(Stored records)

□ □ □ □

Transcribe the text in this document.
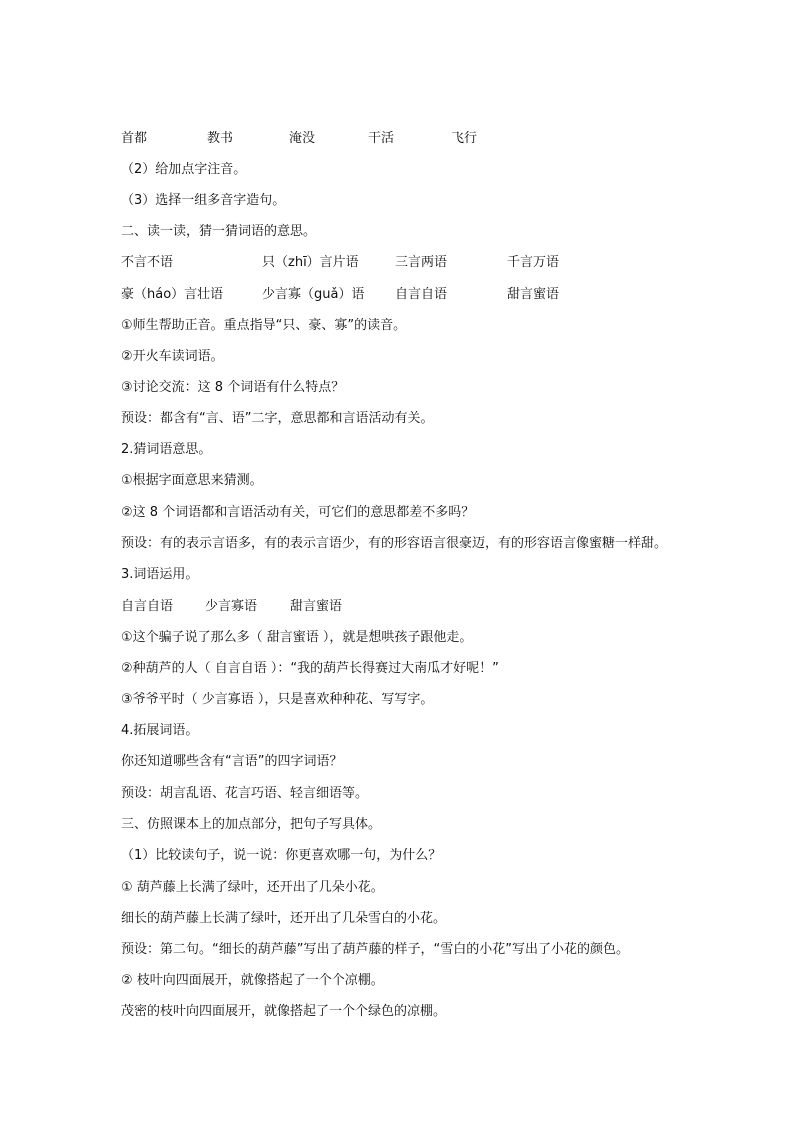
首都	教书	淹没	干活	飞行
（2）给加点字注音。
（3）选择一组多音字造句。
二、读一读，猜一猜词语的意思。
不言不语	只（zhī）言片语	三言两语	千言万语
豪（háo）言壮语	少言寡（guǎ）语 自言自语	甜言蜜语
①师生帮助正音。重点指导“只、豪、寡”的读音。
②开火车读词语。
③讨论交流：这 8 个词语有什么特点？
预设：都含有“言、语”二字，意思都和言语活动有关。
2.猜词语意思。
①根据字面意思来猜测。
②这 8 个词语都和言语活动有关，可它们的意思都差不多吗？
预设：有的表示言语多，有的表示言语少，有的形容语言很豪迈，有的形容语言像蜜糖一样甜。
3.词语运用。
自言自语 少言寡语	甜言蜜语
①这个骗子说了那么多（ 甜言蜜语 ），就是想哄孩子跟他走。
②种葫芦的人（ 自言自语 ）：“我的葫芦长得赛过大南瓜才好呢！”
③爷爷平时（ 少言寡语 ），只是喜欢种种花、写写字。
4.拓展词语。
你还知道哪些含有“言语”的四字词语？
预设：胡言乱语、花言巧语、轻言细语等。
三、仿照课本上的加点部分，把句子写具体。
（1）比较读句子，说一说：你更喜欢哪一句，为什么？
① 葫芦藤上长满了绿叶，还开出了几朵小花。
细长的葫芦藤上长满了绿叶，还开出了几朵雪白的小花。
预设：第二句。“细长的葫芦藤”写出了葫芦藤的样子，“雪白的小花”写出了小花的颜色。
② 枝叶向四面展开，就像搭起了一个个凉棚。
茂密的枝叶向四面展开，就像搭起了一个个绿色的凉棚。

□ □ □ □

## TASK DIRECTIONS
Repeat the records word for word. Any picture in them should be left out.

## EXPECTED ANSWER
Transcribe the text in this document.
首都	教书	淹没	干活	飞行
（2）给加点字注音。
（3）选择一组多音字造句。
二、读一读，猜一猜词语的意思。
不言不语	只（zhī）言片语	三言两语	千言万语
豪（háo）言壮语	少言寡（guǎ）语 自言自语	甜言蜜语
①师生帮助正音。重点指导“只、豪、寡”的读音。
②开火车读词语。
③讨论交流：这 8 个词语有什么特点？
预设：都含有“言、语”二字，意思都和言语活动有关。
2.猜词语意思。
①根据字面意思来猜测。
②这 8 个词语都和言语活动有关，可它们的意思都差不多吗？
预设：有的表示言语多，有的表示言语少，有的形容语言很豪迈，有的形容语言像蜜糖一样甜。
3.词语运用。
自言自语 少言寡语	甜言蜜语
①这个骗子说了那么多（ 甜言蜜语 ），就是想哄孩子跟他走。
②种葫芦的人（ 自言自语 ）：“我的葫芦长得赛过大南瓜才好呢！”
③爷爷平时（ 少言寡语 ），只是喜欢种种花、写写字。
4.拓展词语。
你还知道哪些含有“言语”的四字词语？
预设：胡言乱语、花言巧语、轻言细语等。
三、仿照课本上的加点部分，把句子写具体。
（1）比较读句子，说一说：你更喜欢哪一句，为什么？
① 葫芦藤上长满了绿叶，还开出了几朵小花。
细长的葫芦藤上长满了绿叶，还开出了几朵雪白的小花。
预设：第二句。“细长的葫芦藤”写出了葫芦藤的样子，“雪白的小花”写出了小花的颜色。
② 枝叶向四面展开，就像搭起了一个个凉棚。
茂密的枝叶向四面展开，就像搭起了一个个绿色的凉棚。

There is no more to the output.